__Given task__:
Among the entries, which lines carry the string "this"? Copy each of them.
________________
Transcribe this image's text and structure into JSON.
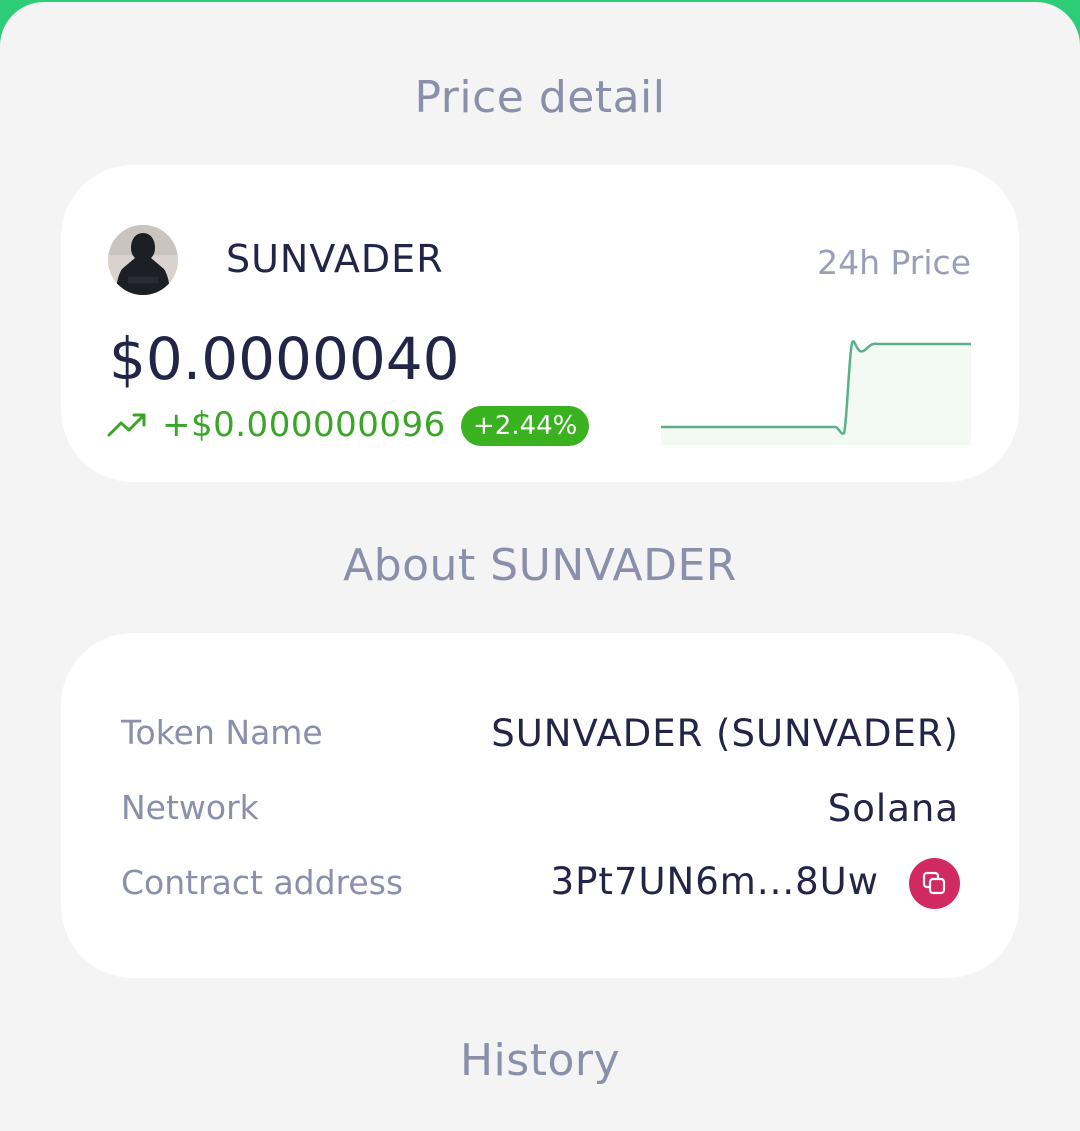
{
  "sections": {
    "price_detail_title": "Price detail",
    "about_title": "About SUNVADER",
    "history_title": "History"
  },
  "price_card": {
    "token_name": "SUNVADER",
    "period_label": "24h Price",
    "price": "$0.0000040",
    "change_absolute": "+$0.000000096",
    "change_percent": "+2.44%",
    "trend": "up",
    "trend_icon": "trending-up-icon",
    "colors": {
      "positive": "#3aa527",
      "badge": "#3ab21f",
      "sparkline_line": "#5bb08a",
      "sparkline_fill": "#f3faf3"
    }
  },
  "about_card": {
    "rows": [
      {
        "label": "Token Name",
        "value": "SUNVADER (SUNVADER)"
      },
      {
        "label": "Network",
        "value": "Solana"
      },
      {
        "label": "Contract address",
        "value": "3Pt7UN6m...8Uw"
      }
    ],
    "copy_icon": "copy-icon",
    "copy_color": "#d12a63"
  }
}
________________
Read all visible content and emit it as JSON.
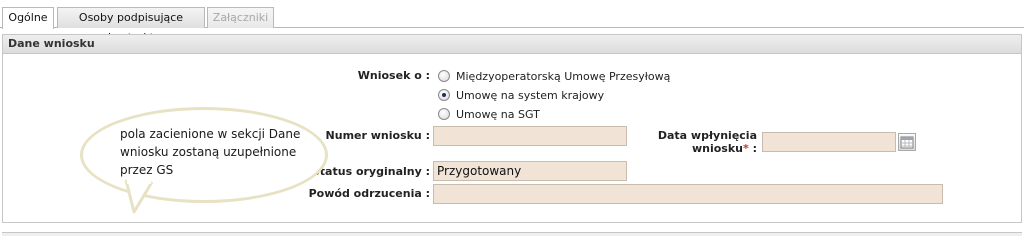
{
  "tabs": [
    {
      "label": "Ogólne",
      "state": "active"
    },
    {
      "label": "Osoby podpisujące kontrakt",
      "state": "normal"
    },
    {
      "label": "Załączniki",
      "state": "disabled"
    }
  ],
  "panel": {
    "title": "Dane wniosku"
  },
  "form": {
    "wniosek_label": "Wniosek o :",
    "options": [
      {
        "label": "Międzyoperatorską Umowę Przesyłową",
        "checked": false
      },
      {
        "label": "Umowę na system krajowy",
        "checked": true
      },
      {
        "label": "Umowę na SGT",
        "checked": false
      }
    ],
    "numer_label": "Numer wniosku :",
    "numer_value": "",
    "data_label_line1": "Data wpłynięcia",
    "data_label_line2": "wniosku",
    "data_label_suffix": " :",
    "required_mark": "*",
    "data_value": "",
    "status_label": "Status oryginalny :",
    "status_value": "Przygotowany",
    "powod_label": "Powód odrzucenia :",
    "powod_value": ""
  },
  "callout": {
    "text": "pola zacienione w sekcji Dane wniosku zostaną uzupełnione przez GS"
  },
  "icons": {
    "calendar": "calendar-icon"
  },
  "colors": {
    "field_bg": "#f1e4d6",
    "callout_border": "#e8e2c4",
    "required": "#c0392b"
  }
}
________________
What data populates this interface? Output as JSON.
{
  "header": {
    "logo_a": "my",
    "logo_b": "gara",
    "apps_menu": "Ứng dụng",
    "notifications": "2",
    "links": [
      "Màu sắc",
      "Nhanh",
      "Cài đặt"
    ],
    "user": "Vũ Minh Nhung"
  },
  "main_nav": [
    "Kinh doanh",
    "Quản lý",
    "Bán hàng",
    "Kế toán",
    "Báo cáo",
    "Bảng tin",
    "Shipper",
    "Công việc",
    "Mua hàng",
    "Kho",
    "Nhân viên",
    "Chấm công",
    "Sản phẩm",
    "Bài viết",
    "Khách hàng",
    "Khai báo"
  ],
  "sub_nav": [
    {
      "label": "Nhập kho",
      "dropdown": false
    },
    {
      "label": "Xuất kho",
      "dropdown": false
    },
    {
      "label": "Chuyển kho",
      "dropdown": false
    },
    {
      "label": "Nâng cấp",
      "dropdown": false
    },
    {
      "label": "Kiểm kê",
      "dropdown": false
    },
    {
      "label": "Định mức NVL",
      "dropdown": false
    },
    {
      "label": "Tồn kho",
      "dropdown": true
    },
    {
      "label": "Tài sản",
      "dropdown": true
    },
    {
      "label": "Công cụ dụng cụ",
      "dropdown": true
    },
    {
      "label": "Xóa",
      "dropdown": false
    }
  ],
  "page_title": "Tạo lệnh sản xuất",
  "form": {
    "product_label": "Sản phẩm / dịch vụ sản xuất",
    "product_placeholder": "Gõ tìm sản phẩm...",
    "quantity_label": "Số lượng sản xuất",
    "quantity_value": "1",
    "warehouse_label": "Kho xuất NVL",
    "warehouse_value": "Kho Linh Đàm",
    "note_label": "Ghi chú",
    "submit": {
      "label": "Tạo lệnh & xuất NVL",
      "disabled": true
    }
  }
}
________________
__Full response__:
Transcribe this image's text and structure into JSON.
What data populates this interface? Output as JSON.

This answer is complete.